Written tasks:
• A. List every part of a fish hook that the fish hook text names.
• B. In the records, change "chart-cell" to "grid-cell" from the line with "chart-row-label: 6 [414,1846,421,1858]" to the line with "chart-cell [375,1799,400,1824]", and give only those lines with all else unchanged.

--- START Given passage ---

Thick wire fish hooks will not penetrate the tough cartilage of a bass' mouth as well as a thinner wire hook. Furthermore, if the hook has a large barb, penetration can be impeded resulting in a poor hook set. Some companies are reducing barb size to what is referred to as a mini-barb because of this.
There are numerous types of hook points. Some of the most common are:
Most fish hook points incorporate a barb. This little piece of steel, formed by cutting a notch in the shaft, holds bass on the hook after penetration. The larger the barb the better it will function to hold the bass on the hook but as stated earlier the barb also has the potential of causing poor hook sets.
Catch and release guys will sometimes flatten barbs with pliers or file them down. Doing so makes for easier hook removal, especially if the bass has swallowed the hook.
The shank of a fish hook, the section between the eye and the bend beginning the throat, is either straight or curved. Sometimes there are "barbs" cut into the shank intended to keep soft baits on the hook.
There are regular, short and long shank styles in both straight and "offset" configurations.
The "wide gap" or "rounded" throat of the offset straight
shank shown above also works with larger, thicker
plastics to facilitate good hook sets.

--- END Given passage ---
--- START Material supplied ---

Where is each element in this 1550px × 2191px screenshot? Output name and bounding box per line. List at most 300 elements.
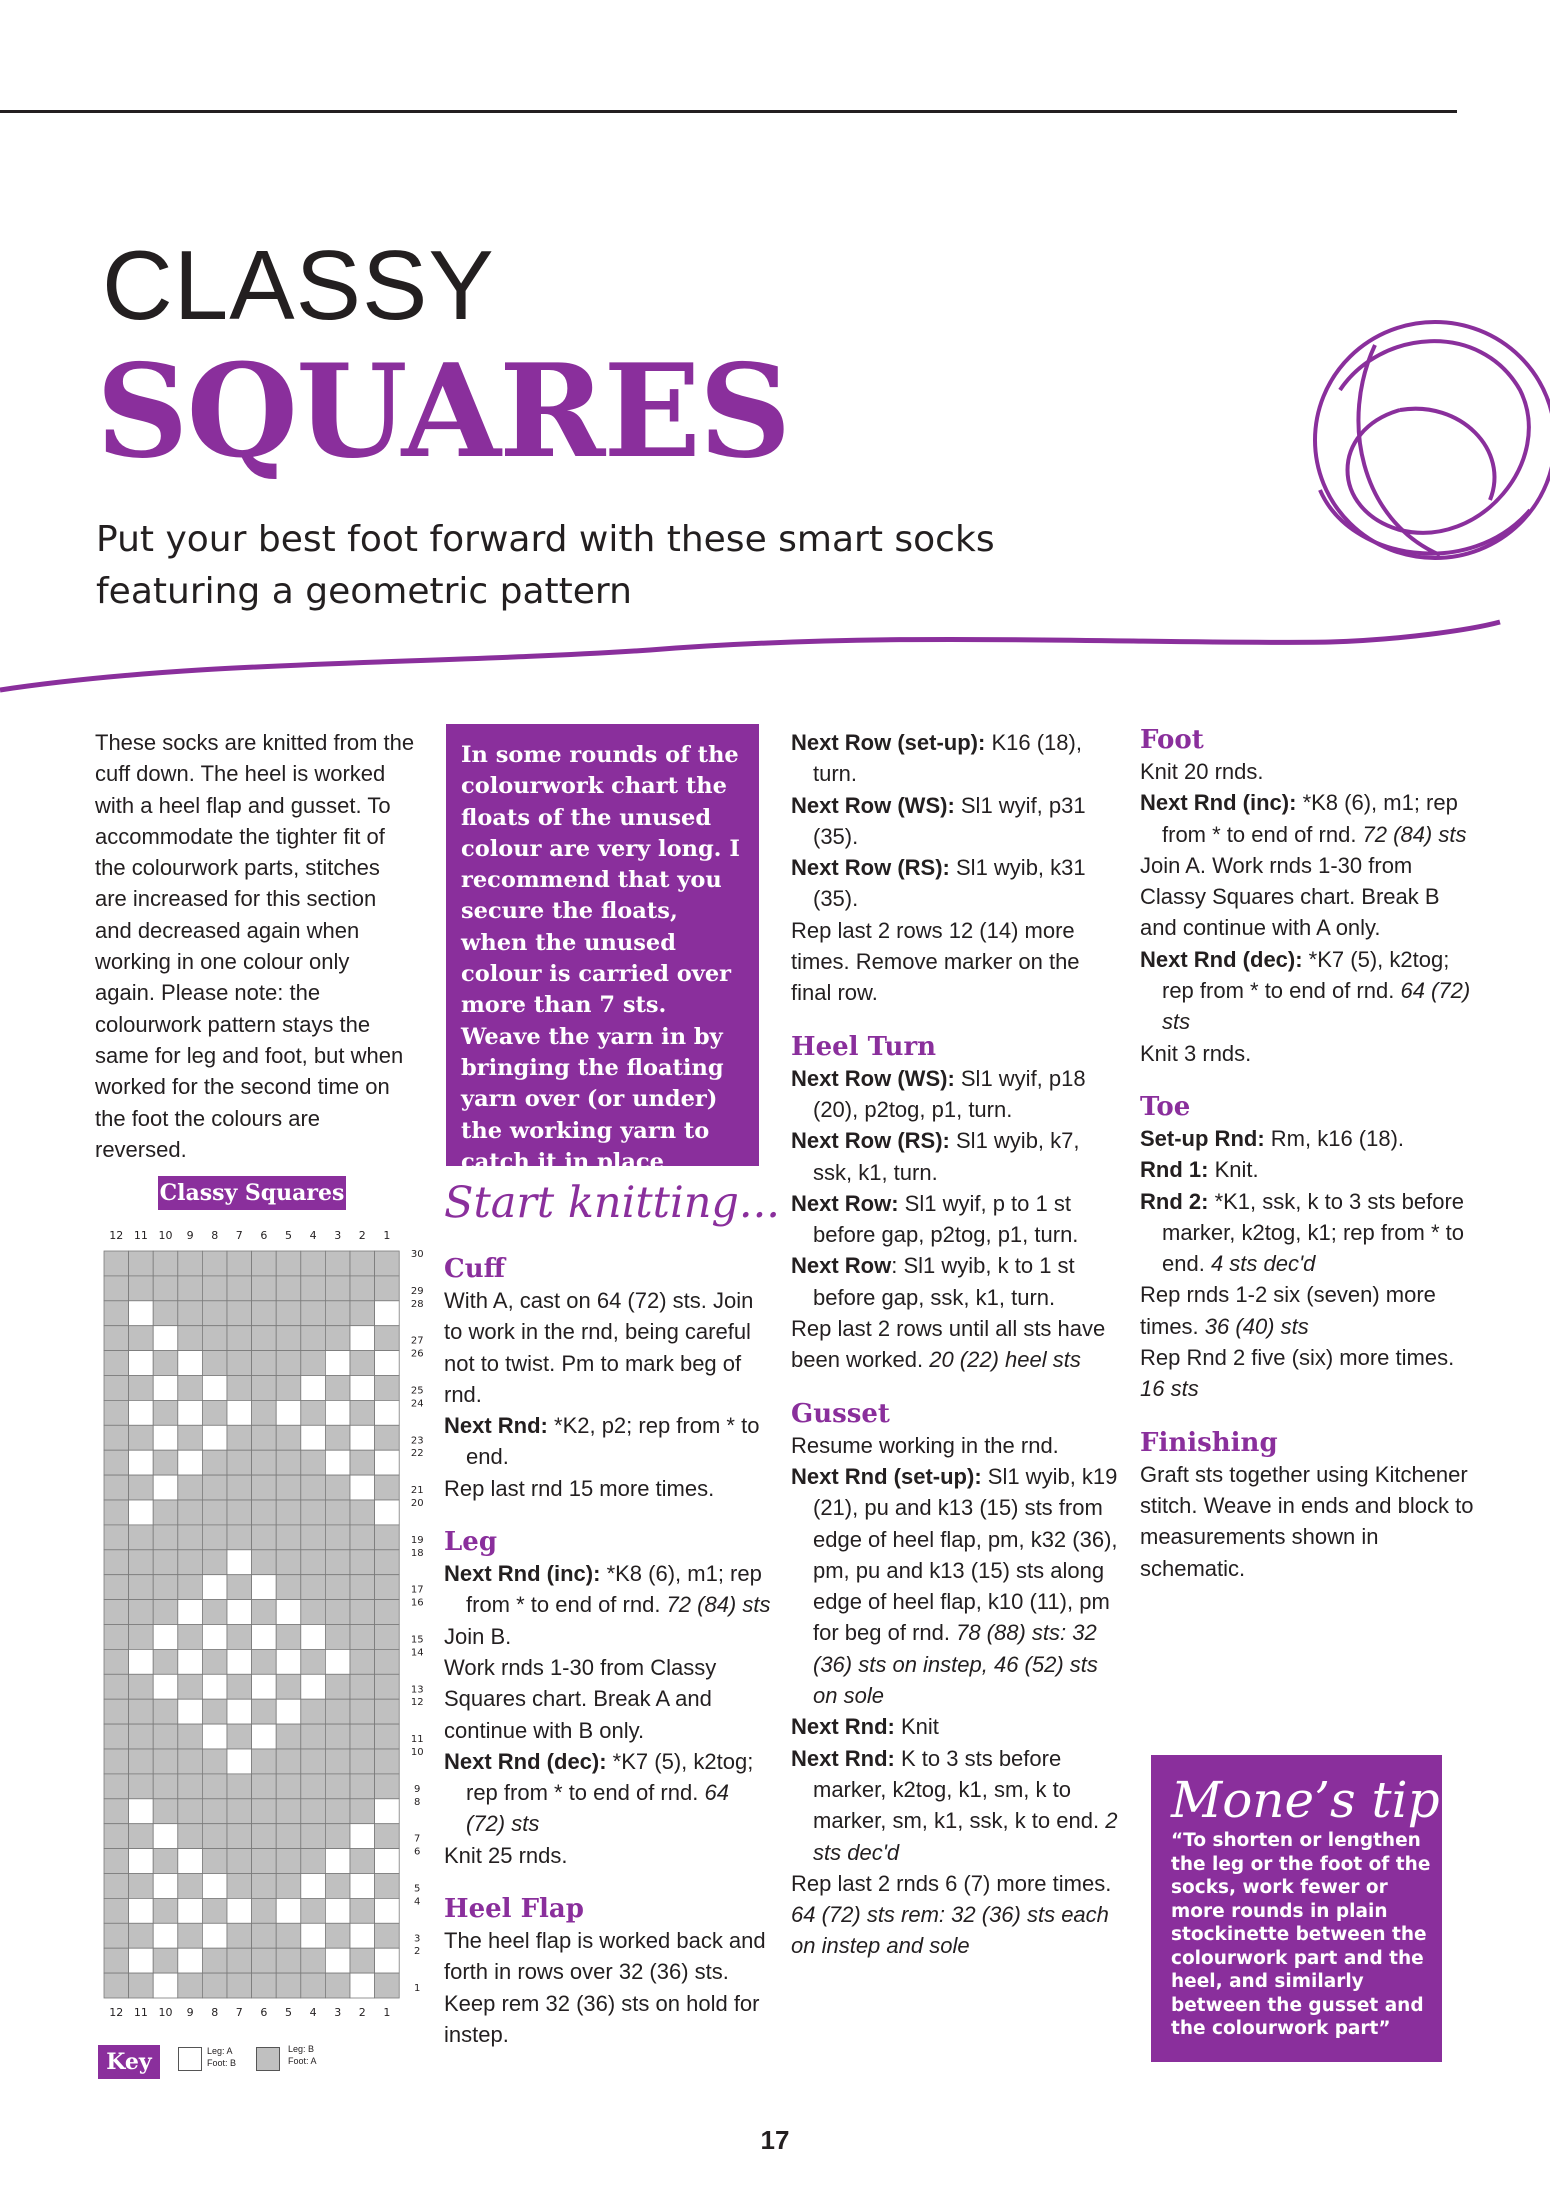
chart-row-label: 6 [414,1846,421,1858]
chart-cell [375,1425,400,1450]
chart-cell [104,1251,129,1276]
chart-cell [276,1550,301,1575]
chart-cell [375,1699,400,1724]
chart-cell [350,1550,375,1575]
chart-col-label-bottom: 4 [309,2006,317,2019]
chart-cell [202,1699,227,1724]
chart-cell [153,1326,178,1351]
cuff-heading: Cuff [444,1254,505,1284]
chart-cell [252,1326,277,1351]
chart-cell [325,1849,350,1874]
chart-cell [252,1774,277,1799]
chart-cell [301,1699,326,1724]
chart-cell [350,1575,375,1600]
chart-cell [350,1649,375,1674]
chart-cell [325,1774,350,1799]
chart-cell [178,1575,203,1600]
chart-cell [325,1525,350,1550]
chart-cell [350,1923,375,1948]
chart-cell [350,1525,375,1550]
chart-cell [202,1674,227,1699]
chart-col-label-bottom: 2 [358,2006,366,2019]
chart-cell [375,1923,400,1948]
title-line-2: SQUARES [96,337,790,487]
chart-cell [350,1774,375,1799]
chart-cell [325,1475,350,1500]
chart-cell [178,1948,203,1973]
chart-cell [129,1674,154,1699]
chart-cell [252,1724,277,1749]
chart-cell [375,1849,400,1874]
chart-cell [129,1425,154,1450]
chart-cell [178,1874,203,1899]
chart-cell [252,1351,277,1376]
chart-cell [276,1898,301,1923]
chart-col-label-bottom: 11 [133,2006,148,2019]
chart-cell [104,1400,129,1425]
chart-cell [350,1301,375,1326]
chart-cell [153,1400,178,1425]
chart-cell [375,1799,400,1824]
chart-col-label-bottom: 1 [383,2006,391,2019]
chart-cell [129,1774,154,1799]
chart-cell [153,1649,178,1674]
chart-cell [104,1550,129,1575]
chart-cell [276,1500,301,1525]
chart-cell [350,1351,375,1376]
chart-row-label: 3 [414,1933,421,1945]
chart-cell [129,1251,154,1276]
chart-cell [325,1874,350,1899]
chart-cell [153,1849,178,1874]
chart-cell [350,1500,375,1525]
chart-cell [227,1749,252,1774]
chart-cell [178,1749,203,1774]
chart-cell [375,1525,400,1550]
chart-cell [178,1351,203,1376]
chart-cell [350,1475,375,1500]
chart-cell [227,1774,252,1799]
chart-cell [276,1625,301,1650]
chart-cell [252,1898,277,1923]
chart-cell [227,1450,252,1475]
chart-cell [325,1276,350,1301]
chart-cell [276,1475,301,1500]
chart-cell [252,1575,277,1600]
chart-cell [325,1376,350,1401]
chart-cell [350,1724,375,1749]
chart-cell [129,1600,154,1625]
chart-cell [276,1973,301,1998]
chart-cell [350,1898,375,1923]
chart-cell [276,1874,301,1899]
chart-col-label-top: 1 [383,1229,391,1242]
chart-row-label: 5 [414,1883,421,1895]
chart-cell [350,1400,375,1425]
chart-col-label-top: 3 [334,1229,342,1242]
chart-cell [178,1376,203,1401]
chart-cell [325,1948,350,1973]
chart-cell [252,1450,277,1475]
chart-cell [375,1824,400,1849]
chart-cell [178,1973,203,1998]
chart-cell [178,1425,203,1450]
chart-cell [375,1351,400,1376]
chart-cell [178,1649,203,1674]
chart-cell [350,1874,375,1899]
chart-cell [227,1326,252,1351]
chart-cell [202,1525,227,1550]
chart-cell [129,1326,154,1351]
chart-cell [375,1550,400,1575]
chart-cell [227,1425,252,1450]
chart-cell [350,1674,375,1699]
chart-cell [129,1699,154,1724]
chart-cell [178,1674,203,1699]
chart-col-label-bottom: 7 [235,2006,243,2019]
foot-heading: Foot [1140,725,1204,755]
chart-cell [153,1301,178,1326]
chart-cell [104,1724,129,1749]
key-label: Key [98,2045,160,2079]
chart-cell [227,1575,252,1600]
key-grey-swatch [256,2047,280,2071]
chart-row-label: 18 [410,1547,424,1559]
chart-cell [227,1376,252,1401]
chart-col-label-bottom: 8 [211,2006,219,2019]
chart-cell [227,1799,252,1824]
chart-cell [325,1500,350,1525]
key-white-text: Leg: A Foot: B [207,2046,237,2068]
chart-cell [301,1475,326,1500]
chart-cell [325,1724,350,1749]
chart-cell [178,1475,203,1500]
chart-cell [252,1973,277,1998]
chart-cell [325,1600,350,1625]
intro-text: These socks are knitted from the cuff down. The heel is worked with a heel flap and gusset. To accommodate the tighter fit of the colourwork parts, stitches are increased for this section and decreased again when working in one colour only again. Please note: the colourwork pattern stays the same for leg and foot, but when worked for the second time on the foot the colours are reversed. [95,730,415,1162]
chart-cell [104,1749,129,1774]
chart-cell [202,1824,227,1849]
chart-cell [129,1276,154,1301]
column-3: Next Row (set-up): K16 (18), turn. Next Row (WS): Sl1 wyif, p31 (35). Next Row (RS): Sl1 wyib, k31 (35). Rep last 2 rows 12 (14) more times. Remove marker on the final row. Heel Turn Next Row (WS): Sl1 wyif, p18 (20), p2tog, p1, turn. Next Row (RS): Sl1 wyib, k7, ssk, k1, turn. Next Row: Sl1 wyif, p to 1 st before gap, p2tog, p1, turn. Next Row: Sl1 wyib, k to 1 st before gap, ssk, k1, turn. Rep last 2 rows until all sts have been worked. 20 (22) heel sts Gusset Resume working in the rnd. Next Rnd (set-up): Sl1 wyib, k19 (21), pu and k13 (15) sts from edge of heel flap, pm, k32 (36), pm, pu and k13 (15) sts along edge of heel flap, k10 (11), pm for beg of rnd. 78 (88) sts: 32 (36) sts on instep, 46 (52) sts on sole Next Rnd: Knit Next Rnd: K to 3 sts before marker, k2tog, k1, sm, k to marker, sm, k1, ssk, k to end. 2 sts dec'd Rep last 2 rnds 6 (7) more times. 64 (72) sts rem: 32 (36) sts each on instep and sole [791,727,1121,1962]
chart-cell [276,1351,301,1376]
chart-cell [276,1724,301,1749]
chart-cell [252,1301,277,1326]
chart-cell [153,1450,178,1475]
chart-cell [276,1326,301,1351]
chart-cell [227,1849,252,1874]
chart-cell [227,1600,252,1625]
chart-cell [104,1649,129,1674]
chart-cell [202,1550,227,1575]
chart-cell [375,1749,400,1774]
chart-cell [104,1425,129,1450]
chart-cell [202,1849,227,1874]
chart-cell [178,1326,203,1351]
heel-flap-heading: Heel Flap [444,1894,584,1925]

--- END Material supplied ---

Complete answers:
• A. point, barb, shank, eye, bend, throat

• B.
chart-row-label: 6 [414,1846,421,1858]
grid-cell [375,1425,400,1450]
grid-cell [104,1251,129,1276]
grid-cell [276,1550,301,1575]
grid-cell [375,1699,400,1724]
grid-cell [350,1550,375,1575]
chart-col-label-bottom: 4 [309,2006,317,2019]
grid-cell [202,1699,227,1724]
grid-cell [153,1326,178,1351]
cuff-heading: Cuff [444,1254,505,1284]
grid-cell [252,1326,277,1351]
grid-cell [325,1849,350,1874]
grid-cell [252,1774,277,1799]
grid-cell [301,1699,326,1724]
grid-cell [350,1575,375,1600]
grid-cell [350,1649,375,1674]
grid-cell [325,1774,350,1799]
grid-cell [178,1575,203,1600]
grid-cell [325,1525,350,1550]
grid-cell [350,1923,375,1948]
grid-cell [350,1525,375,1550]
grid-cell [202,1674,227,1699]
chart-col-label-bottom: 2 [358,2006,366,2019]
grid-cell [375,1923,400,1948]
title-line-2: SQUARES [96,337,790,487]
grid-cell [350,1774,375,1799]
grid-cell [325,1475,350,1500]
grid-cell [178,1948,203,1973]
grid-cell [129,1674,154,1699]
grid-cell [252,1724,277,1749]
grid-cell [375,1849,400,1874]
grid-cell [129,1425,154,1450]
grid-cell [178,1874,203,1899]
grid-cell [252,1351,277,1376]
grid-cell [276,1898,301,1923]
chart-col-label-bottom: 11 [133,2006,148,2019]
grid-cell [104,1400,129,1425]
grid-cell [350,1301,375,1326]
grid-cell [153,1400,178,1425]
grid-cell [375,1799,400,1824]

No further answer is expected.